§ Task statement: Count lines, not occurrences: report how many lines in the records hold the string "ISSN", and nothing else.

§ Input for this task:

————————

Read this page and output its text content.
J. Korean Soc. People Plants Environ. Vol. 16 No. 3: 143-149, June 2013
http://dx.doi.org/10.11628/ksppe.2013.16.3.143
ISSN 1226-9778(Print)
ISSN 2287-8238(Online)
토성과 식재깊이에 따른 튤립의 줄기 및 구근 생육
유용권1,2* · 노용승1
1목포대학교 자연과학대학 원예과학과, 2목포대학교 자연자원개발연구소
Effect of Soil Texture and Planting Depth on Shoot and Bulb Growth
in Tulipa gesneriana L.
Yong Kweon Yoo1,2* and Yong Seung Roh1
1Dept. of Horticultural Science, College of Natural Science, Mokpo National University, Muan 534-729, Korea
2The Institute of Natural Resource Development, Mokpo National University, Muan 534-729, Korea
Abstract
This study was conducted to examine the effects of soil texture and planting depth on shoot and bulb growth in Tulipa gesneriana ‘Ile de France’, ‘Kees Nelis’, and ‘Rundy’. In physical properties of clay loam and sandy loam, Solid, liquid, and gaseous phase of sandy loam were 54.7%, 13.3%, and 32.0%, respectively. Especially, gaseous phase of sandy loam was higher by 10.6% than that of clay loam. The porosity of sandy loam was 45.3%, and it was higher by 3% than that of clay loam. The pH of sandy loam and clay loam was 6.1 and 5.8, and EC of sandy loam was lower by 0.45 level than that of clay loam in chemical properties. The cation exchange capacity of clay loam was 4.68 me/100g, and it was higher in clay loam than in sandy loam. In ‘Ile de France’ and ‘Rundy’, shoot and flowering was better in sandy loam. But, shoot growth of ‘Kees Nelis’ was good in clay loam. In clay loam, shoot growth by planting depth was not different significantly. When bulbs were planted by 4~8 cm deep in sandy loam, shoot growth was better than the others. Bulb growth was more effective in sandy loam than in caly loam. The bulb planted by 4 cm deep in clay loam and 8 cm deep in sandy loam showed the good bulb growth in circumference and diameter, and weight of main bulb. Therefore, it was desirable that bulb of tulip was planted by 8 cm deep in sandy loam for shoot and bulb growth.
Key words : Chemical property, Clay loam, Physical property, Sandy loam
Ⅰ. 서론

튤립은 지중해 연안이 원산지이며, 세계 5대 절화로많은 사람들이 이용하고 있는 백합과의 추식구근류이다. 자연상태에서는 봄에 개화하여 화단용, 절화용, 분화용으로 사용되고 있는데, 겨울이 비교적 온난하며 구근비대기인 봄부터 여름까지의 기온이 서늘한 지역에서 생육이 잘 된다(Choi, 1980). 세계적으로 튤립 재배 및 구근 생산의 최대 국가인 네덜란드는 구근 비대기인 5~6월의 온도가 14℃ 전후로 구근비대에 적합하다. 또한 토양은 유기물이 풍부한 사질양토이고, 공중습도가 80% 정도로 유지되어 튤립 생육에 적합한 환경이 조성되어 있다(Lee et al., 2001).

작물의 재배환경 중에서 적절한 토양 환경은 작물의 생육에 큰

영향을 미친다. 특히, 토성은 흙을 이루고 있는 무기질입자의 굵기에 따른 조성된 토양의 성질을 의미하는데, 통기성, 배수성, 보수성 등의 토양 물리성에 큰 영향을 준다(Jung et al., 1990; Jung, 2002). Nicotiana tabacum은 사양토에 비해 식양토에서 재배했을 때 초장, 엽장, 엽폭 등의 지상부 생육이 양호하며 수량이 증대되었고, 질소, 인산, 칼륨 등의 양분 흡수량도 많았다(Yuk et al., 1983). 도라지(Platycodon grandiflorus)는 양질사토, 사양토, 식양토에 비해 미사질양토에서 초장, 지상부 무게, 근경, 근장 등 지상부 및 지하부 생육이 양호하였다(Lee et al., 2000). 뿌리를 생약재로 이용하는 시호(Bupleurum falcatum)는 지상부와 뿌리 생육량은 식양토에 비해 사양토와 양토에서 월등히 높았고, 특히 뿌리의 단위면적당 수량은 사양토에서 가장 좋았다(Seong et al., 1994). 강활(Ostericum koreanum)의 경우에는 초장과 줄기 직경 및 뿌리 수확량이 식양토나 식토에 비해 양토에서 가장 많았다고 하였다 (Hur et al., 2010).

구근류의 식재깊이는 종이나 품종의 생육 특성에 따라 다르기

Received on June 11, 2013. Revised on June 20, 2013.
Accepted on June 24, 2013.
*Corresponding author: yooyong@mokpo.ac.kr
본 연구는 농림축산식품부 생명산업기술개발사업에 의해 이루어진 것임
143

————————

§ Exercise response: 2